> _INSTRUCTION_: Repeat only what lies from the line with "Enumerate this chart's" to the line with "Parse this screenshot: output", those two lines included, exactly as it stands; omit any images.

(Stored items from a collection)
>> Begin
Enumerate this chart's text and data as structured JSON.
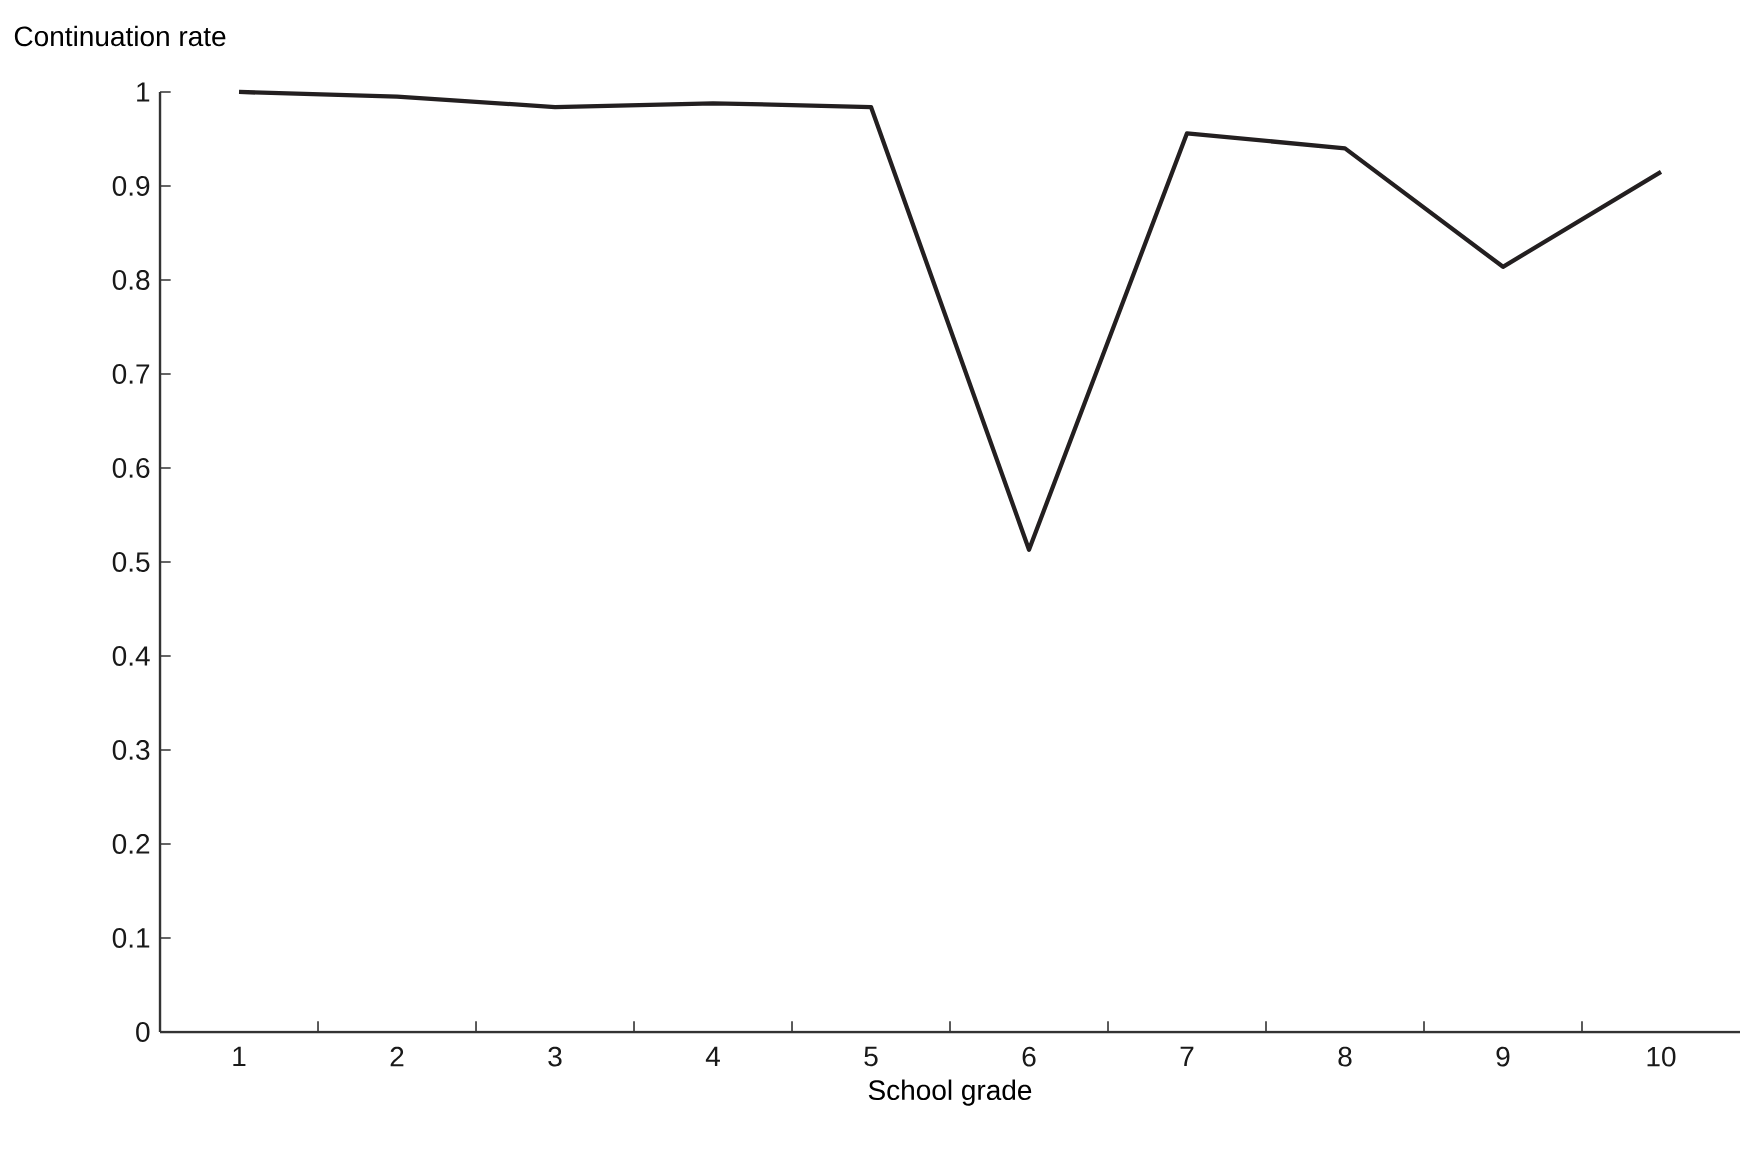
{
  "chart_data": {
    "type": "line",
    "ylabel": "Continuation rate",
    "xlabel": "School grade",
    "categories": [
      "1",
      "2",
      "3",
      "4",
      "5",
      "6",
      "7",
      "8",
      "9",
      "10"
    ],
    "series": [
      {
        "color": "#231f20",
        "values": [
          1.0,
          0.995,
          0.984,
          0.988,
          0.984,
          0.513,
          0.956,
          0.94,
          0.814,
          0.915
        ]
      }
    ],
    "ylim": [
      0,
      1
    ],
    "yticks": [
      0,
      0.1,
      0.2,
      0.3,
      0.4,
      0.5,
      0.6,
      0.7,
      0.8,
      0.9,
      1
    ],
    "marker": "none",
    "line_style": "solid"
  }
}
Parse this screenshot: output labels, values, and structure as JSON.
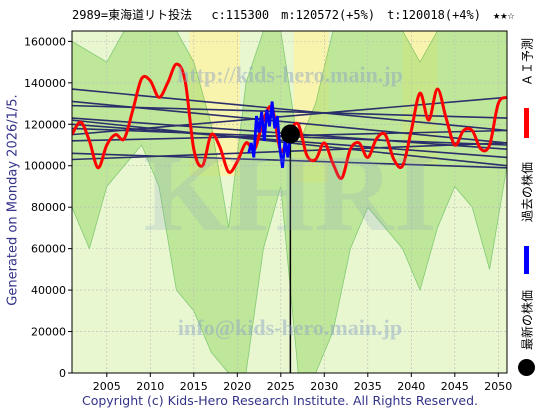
>> End
>> Begin
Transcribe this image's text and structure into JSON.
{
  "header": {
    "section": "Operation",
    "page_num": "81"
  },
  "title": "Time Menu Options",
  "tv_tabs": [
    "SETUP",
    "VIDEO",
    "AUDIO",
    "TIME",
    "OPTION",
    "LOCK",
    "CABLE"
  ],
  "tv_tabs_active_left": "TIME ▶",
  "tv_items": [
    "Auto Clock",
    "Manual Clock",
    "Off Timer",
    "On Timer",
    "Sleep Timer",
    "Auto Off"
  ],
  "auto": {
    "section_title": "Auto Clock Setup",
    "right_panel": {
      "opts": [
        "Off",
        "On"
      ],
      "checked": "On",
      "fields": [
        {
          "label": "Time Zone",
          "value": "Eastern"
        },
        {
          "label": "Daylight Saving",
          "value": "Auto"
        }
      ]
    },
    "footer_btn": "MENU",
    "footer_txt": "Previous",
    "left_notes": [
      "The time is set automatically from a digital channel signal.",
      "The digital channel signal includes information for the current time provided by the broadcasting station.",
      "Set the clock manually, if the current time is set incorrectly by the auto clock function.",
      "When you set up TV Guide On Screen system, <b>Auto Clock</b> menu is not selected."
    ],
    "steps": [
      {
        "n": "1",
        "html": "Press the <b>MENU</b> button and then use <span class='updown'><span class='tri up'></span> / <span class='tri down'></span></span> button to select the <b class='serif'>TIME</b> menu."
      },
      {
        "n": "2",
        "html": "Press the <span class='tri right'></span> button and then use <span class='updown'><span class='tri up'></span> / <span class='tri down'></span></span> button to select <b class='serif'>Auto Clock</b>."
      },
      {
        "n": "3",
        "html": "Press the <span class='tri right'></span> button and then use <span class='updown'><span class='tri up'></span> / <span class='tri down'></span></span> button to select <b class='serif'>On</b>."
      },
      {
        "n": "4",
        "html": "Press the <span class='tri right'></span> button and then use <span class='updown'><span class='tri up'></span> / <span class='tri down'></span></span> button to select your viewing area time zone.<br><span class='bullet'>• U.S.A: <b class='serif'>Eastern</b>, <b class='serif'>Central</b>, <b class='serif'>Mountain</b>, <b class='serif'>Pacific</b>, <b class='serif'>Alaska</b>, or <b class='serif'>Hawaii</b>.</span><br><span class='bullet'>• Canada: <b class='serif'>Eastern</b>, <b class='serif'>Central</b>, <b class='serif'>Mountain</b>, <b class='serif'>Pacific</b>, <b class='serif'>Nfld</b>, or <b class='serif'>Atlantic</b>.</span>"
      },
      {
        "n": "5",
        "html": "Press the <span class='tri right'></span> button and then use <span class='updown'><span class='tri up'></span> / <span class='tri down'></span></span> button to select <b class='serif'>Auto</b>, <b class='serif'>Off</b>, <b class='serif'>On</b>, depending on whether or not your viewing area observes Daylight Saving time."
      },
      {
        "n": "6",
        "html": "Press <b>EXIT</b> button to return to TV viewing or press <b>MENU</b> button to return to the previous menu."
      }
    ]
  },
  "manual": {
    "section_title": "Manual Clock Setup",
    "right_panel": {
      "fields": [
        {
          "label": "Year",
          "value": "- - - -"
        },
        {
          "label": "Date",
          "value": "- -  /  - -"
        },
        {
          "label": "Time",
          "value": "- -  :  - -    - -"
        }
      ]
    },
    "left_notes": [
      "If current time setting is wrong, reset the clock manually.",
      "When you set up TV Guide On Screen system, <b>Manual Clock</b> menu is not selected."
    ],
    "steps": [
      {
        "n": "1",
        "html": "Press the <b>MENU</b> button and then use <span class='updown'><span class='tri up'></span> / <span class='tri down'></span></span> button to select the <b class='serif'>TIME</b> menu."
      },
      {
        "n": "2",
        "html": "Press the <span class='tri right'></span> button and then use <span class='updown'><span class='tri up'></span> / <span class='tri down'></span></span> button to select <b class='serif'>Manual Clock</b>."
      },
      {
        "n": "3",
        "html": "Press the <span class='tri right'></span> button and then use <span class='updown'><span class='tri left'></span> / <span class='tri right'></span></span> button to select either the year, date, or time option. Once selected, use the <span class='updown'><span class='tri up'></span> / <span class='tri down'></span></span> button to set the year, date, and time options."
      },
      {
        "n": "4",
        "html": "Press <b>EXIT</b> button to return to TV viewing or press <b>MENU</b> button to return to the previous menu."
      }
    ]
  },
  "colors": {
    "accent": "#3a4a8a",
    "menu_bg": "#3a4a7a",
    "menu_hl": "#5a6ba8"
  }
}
>> End
>> Begin
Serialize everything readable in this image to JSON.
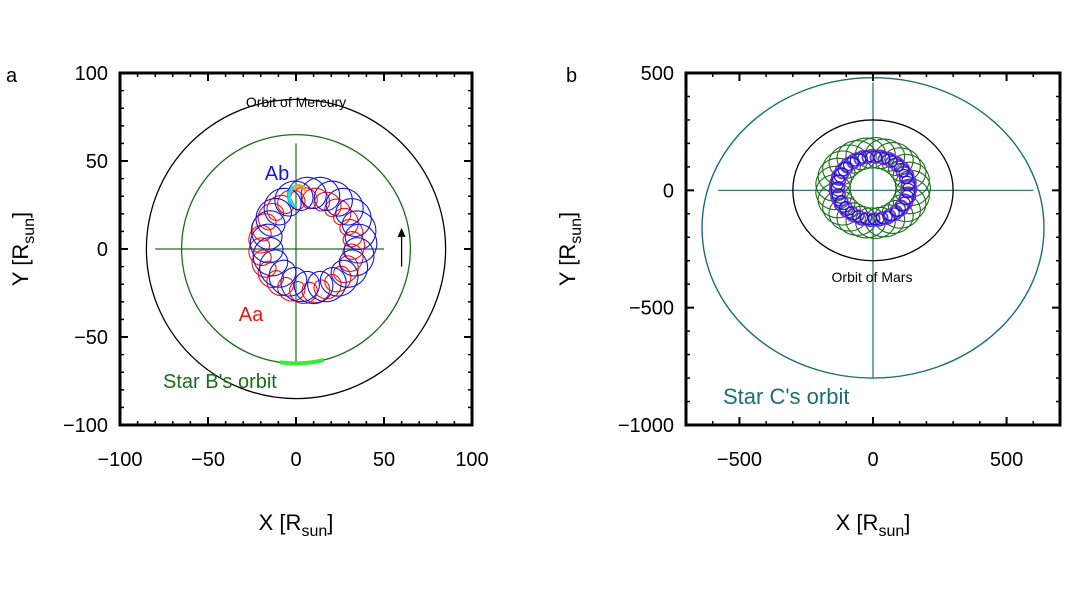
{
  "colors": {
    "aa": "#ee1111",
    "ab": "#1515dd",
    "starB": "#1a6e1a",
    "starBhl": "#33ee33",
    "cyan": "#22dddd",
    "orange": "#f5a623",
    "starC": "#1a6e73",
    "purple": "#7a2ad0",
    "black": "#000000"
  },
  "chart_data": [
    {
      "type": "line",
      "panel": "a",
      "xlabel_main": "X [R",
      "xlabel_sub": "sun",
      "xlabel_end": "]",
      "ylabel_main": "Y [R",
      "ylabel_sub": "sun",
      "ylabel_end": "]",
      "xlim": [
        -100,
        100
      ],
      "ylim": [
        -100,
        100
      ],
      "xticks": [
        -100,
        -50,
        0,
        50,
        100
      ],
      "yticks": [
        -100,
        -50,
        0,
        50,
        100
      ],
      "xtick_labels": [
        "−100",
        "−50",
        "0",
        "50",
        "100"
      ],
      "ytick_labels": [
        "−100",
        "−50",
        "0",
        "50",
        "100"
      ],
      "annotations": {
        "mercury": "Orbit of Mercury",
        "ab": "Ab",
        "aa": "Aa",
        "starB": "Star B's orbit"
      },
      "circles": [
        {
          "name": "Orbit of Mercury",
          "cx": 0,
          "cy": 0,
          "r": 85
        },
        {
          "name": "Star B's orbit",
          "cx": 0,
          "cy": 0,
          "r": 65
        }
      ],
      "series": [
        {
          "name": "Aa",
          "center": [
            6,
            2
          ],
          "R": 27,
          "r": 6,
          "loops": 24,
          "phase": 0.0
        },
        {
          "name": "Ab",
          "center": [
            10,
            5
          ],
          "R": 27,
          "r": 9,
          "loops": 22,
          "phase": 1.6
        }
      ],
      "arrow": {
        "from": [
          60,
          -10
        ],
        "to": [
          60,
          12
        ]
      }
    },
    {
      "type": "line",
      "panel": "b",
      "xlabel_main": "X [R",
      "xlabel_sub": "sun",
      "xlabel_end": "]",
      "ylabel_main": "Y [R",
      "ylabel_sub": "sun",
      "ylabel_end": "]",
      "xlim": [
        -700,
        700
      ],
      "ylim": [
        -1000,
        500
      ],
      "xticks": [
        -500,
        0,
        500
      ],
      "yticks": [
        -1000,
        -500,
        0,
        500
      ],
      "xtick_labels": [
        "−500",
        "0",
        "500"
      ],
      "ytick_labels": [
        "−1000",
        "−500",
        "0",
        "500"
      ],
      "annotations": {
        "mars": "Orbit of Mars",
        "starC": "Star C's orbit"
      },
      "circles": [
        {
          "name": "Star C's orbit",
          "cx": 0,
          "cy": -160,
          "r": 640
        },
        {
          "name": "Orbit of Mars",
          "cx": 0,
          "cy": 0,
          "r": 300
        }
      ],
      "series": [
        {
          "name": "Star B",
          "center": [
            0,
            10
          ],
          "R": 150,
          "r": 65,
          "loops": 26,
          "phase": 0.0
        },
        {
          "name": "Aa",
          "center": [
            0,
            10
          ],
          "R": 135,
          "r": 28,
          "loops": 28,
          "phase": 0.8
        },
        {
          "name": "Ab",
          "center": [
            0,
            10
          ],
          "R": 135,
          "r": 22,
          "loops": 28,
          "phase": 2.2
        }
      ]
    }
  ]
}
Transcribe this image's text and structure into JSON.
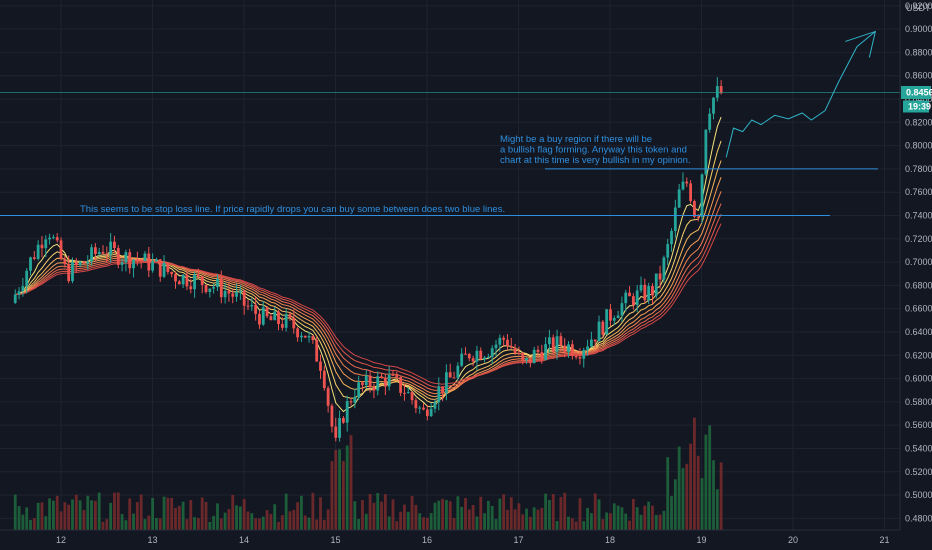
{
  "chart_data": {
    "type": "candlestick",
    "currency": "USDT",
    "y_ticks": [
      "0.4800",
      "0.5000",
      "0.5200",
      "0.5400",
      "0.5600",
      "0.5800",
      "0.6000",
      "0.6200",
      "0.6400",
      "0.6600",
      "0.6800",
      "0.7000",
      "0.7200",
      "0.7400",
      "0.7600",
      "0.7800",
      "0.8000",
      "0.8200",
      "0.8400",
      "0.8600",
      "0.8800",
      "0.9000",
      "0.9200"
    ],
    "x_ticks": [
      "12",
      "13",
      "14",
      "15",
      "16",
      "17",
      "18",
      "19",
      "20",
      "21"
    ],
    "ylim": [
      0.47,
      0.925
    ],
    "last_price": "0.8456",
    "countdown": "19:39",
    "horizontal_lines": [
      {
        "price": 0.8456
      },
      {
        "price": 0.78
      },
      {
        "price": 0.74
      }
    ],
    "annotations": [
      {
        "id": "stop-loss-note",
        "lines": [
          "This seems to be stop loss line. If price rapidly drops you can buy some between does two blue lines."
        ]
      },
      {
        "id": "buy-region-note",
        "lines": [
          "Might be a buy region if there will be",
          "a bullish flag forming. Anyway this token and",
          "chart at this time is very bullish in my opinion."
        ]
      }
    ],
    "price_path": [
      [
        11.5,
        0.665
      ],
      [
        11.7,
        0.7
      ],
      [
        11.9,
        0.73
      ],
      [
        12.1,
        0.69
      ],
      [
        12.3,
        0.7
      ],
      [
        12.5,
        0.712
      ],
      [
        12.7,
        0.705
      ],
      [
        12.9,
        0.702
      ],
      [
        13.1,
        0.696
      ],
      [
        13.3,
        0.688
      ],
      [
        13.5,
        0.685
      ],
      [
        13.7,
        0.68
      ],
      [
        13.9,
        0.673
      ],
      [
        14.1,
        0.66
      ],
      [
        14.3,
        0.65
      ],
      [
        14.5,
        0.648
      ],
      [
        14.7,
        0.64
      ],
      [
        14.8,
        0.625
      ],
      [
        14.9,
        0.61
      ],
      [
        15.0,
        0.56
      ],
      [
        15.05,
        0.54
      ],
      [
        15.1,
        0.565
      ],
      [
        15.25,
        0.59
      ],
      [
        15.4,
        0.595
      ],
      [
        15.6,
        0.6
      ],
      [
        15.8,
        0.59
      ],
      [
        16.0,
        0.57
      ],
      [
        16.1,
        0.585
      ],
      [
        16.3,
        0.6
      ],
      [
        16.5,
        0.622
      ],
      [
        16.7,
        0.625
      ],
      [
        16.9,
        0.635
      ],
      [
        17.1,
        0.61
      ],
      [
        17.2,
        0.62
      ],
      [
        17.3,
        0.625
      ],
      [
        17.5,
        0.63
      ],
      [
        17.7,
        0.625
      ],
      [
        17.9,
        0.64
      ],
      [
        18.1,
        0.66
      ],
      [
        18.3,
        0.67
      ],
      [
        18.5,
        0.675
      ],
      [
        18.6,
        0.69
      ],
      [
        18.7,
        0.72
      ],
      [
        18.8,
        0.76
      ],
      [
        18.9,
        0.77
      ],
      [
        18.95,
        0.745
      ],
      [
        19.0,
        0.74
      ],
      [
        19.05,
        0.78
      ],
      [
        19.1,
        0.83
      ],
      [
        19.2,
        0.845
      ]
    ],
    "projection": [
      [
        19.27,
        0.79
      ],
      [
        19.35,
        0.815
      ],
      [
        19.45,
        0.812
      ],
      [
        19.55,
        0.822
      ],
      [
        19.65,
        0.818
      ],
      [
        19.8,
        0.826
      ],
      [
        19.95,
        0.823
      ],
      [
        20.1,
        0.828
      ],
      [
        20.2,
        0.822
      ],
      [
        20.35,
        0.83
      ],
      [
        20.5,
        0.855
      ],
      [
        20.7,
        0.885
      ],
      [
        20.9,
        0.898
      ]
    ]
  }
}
>> End
> _OUTPUT OF THE EXERCISE_:
Enumerate this chart's text and data as structured JSON.
{
  "chart_data": {
    "type": "line",
    "ylabel": "Continuation rate",
    "xlabel": "School grade",
    "categories": [
      "1",
      "2",
      "3",
      "4",
      "5",
      "6",
      "7",
      "8",
      "9",
      "10"
    ],
    "series": [
      {
        "color": "#231f20",
        "values": [
          1.0,
          0.995,
          0.984,
          0.988,
          0.984,
          0.513,
          0.956,
          0.94,
          0.814,
          0.915
        ]
      }
    ],
    "ylim": [
      0,
      1
    ],
    "yticks": [
      0,
      0.1,
      0.2,
      0.3,
      0.4,
      0.5,
      0.6,
      0.7,
      0.8,
      0.9,
      1
    ],
    "marker": "none",
    "line_style": "solid"
  }
}
Parse this screenshot: output labels, values, and structure as JSON.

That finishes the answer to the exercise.